[Dataset entries]

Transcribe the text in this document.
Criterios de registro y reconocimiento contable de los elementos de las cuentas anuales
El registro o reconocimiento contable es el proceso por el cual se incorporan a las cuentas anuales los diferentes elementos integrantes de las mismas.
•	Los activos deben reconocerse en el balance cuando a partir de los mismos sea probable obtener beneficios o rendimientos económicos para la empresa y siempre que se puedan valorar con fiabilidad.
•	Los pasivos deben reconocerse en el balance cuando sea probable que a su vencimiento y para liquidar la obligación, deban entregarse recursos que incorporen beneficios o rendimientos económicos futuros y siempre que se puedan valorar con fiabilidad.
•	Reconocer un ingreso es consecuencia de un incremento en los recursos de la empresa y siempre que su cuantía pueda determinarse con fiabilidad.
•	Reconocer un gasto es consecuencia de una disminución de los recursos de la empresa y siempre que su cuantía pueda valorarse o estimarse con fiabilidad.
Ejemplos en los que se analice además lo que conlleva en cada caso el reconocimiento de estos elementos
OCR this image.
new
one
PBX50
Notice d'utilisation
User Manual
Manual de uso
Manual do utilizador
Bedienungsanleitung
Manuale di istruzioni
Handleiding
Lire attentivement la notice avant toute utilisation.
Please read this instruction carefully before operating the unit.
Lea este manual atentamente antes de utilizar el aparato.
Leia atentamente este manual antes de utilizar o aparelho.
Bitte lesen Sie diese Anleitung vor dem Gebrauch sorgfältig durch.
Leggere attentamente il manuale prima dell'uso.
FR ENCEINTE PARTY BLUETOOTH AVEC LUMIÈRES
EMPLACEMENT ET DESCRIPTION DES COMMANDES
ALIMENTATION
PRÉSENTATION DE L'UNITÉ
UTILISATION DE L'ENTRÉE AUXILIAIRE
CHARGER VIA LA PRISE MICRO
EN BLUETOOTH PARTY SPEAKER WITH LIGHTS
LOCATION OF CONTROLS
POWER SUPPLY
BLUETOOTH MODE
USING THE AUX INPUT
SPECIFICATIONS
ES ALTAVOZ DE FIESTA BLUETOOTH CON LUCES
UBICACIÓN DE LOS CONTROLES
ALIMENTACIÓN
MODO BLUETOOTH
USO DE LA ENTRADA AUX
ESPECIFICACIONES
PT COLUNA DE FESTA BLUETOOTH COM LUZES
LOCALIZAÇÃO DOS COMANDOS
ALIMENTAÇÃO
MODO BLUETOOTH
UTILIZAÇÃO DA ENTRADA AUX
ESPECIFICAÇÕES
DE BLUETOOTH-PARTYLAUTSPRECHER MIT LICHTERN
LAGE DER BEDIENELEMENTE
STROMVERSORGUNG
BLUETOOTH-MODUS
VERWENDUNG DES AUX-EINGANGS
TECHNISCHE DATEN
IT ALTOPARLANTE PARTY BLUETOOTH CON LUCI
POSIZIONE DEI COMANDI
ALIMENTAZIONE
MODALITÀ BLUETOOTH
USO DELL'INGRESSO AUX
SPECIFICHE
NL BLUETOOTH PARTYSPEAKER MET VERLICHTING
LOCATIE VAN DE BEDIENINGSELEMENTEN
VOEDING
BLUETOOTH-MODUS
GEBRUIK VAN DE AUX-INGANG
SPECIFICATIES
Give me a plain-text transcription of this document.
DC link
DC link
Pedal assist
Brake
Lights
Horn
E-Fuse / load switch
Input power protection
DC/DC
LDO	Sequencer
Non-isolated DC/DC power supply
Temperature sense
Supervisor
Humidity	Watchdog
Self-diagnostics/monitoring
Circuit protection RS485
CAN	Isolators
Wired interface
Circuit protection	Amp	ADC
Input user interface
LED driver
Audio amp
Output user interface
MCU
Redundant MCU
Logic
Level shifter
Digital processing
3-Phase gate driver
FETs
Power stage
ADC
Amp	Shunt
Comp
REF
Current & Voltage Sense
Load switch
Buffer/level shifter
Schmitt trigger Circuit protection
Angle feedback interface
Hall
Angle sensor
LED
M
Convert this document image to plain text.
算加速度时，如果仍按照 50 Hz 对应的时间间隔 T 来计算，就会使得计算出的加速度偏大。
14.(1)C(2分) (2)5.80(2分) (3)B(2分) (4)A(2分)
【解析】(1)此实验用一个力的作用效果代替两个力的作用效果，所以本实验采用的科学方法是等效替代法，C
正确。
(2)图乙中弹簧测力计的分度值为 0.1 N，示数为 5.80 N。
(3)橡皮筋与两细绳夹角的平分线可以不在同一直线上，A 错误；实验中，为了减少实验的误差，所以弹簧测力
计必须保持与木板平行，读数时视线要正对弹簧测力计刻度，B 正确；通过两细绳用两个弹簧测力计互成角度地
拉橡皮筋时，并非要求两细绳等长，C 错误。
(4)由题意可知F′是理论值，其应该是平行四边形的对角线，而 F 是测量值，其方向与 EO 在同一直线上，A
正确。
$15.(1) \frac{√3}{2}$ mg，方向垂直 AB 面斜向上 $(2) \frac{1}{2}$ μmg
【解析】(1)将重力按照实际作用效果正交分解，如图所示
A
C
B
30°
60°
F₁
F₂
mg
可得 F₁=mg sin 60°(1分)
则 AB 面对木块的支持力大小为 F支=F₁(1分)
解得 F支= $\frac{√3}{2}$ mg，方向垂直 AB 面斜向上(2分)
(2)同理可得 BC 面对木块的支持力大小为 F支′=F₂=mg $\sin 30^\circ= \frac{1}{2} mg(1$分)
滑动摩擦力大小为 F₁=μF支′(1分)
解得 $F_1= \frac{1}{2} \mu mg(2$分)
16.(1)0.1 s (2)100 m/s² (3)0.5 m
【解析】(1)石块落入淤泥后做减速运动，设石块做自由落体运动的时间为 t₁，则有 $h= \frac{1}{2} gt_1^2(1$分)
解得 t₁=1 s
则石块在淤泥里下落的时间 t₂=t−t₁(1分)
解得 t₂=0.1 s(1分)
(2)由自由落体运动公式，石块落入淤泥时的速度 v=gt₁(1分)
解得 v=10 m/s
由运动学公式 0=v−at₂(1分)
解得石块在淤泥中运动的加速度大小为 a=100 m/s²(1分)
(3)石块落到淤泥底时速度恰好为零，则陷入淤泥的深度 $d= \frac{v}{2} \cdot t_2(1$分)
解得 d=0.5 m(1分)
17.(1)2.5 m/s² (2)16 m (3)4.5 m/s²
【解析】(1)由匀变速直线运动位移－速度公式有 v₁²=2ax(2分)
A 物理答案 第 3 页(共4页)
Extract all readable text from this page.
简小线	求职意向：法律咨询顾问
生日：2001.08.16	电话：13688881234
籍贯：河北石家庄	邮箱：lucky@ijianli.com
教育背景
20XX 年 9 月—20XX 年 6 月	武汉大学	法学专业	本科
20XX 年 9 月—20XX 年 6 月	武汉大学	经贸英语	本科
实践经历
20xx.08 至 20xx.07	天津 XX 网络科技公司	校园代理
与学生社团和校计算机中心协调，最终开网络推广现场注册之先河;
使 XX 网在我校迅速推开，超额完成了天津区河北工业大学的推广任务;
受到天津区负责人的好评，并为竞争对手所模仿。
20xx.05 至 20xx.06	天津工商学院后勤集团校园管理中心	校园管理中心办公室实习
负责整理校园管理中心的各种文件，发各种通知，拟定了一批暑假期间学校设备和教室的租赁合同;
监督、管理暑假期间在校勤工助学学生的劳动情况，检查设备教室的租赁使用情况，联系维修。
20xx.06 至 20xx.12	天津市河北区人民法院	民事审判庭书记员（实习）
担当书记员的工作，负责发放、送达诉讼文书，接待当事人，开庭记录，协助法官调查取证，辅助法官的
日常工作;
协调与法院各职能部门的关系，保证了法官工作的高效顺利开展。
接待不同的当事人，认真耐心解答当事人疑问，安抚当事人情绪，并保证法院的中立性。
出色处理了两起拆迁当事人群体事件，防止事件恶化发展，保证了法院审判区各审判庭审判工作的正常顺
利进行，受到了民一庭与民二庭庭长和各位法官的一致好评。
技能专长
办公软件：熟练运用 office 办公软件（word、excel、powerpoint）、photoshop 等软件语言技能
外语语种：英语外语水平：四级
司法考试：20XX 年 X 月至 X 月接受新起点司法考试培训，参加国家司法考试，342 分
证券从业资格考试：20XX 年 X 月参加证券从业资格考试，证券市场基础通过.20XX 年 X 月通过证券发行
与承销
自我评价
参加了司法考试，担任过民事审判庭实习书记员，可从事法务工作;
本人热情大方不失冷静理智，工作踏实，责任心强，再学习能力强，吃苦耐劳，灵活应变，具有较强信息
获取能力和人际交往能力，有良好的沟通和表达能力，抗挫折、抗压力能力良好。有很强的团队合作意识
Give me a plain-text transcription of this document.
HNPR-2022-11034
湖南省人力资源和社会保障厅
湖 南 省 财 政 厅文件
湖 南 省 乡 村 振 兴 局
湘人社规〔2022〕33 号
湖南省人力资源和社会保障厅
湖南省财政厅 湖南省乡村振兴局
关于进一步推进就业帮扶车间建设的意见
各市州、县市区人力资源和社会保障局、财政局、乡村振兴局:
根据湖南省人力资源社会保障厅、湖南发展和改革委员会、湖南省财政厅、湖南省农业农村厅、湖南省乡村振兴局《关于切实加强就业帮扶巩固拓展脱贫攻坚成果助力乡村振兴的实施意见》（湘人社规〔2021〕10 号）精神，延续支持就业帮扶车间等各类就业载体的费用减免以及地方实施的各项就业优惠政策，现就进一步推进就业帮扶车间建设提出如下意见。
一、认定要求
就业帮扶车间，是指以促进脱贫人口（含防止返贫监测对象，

EXERCISE AIM
Locate the word "湘人社规" in the records and collect each line it appears in.

RESULT FOR THIS EXERCISE
湘人社规〔2022〕33 号
根据湖南省人力资源社会保障厅、湖南发展和改革委员会、湖南省财政厅、湖南省农业农村厅、湖南省乡村振兴局《关于切实加强就业帮扶巩固拓展脱贫攻坚成果助力乡村振兴的实施意见》（湘人社规〔2021〕10 号）精神，延续支持就业帮扶车间等各类就业载体的费用减免以及地方实施的各项就业优惠政策，现就进一步推进就业帮扶车间建设提出如下意见。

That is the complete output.